= Provided material =
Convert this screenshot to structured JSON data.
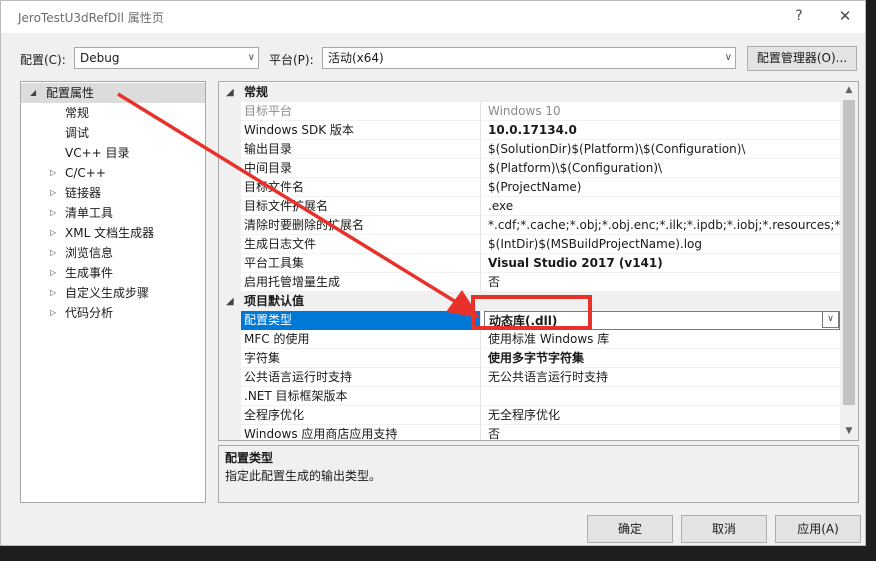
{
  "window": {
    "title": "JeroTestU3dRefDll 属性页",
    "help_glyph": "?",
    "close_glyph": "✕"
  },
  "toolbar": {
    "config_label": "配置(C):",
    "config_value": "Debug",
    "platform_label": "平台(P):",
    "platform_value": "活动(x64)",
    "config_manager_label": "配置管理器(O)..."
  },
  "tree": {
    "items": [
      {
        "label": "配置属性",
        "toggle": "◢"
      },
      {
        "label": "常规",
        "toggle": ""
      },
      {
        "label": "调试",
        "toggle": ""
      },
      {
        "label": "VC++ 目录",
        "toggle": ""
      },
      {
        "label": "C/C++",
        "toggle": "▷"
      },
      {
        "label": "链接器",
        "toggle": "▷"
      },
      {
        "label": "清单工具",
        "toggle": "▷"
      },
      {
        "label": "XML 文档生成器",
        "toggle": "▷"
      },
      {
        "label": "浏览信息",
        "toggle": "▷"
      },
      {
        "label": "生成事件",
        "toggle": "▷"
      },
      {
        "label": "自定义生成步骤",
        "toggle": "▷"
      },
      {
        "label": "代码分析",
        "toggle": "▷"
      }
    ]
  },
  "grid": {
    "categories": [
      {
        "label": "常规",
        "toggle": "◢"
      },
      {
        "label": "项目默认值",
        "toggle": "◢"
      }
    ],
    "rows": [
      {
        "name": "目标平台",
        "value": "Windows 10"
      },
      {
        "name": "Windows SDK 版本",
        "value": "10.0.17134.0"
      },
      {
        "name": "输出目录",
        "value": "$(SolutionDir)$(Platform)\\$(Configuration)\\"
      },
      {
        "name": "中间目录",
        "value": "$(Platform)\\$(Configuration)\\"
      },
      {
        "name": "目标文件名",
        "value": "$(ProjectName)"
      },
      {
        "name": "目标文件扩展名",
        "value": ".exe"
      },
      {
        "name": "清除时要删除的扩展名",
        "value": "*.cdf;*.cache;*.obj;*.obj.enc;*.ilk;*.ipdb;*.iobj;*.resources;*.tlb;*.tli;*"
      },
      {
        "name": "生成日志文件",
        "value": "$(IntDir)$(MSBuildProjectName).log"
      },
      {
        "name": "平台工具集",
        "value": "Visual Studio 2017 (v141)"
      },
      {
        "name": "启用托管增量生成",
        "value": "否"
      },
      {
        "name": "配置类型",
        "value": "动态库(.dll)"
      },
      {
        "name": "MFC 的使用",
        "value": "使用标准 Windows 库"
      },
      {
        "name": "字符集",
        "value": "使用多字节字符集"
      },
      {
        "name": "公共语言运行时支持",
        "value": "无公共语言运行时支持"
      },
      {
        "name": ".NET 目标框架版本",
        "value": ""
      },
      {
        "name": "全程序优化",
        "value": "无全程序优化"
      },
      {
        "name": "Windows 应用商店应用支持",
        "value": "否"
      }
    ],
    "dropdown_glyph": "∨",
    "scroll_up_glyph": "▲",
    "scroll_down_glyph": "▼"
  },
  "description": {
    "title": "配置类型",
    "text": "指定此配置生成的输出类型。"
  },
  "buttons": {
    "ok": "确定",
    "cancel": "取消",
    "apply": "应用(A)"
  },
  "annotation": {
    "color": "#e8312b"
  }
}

= Instructions for the task =
Repeat the material above verbatim. Leave the pictures behind.

= Solution =
Convert this screenshot to structured JSON data.
{
  "window": {
    "title": "JeroTestU3dRefDll 属性页",
    "help_glyph": "?",
    "close_glyph": "✕"
  },
  "toolbar": {
    "config_label": "配置(C):",
    "config_value": "Debug",
    "platform_label": "平台(P):",
    "platform_value": "活动(x64)",
    "config_manager_label": "配置管理器(O)..."
  },
  "tree": {
    "items": [
      {
        "label": "配置属性",
        "toggle": "◢"
      },
      {
        "label": "常规",
        "toggle": ""
      },
      {
        "label": "调试",
        "toggle": ""
      },
      {
        "label": "VC++ 目录",
        "toggle": ""
      },
      {
        "label": "C/C++",
        "toggle": "▷"
      },
      {
        "label": "链接器",
        "toggle": "▷"
      },
      {
        "label": "清单工具",
        "toggle": "▷"
      },
      {
        "label": "XML 文档生成器",
        "toggle": "▷"
      },
      {
        "label": "浏览信息",
        "toggle": "▷"
      },
      {
        "label": "生成事件",
        "toggle": "▷"
      },
      {
        "label": "自定义生成步骤",
        "toggle": "▷"
      },
      {
        "label": "代码分析",
        "toggle": "▷"
      }
    ]
  },
  "grid": {
    "categories": [
      {
        "label": "常规",
        "toggle": "◢"
      },
      {
        "label": "项目默认值",
        "toggle": "◢"
      }
    ],
    "rows": [
      {
        "name": "目标平台",
        "value": "Windows 10"
      },
      {
        "name": "Windows SDK 版本",
        "value": "10.0.17134.0"
      },
      {
        "name": "输出目录",
        "value": "$(SolutionDir)$(Platform)\\$(Configuration)\\"
      },
      {
        "name": "中间目录",
        "value": "$(Platform)\\$(Configuration)\\"
      },
      {
        "name": "目标文件名",
        "value": "$(ProjectName)"
      },
      {
        "name": "目标文件扩展名",
        "value": ".exe"
      },
      {
        "name": "清除时要删除的扩展名",
        "value": "*.cdf;*.cache;*.obj;*.obj.enc;*.ilk;*.ipdb;*.iobj;*.resources;*.tlb;*.tli;*"
      },
      {
        "name": "生成日志文件",
        "value": "$(IntDir)$(MSBuildProjectName).log"
      },
      {
        "name": "平台工具集",
        "value": "Visual Studio 2017 (v141)"
      },
      {
        "name": "启用托管增量生成",
        "value": "否"
      },
      {
        "name": "配置类型",
        "value": "动态库(.dll)"
      },
      {
        "name": "MFC 的使用",
        "value": "使用标准 Windows 库"
      },
      {
        "name": "字符集",
        "value": "使用多字节字符集"
      },
      {
        "name": "公共语言运行时支持",
        "value": "无公共语言运行时支持"
      },
      {
        "name": ".NET 目标框架版本",
        "value": ""
      },
      {
        "name": "全程序优化",
        "value": "无全程序优化"
      },
      {
        "name": "Windows 应用商店应用支持",
        "value": "否"
      }
    ],
    "dropdown_glyph": "∨",
    "scroll_up_glyph": "▲",
    "scroll_down_glyph": "▼"
  },
  "description": {
    "title": "配置类型",
    "text": "指定此配置生成的输出类型。"
  },
  "buttons": {
    "ok": "确定",
    "cancel": "取消",
    "apply": "应用(A)"
  },
  "annotation": {
    "color": "#e8312b"
  }
}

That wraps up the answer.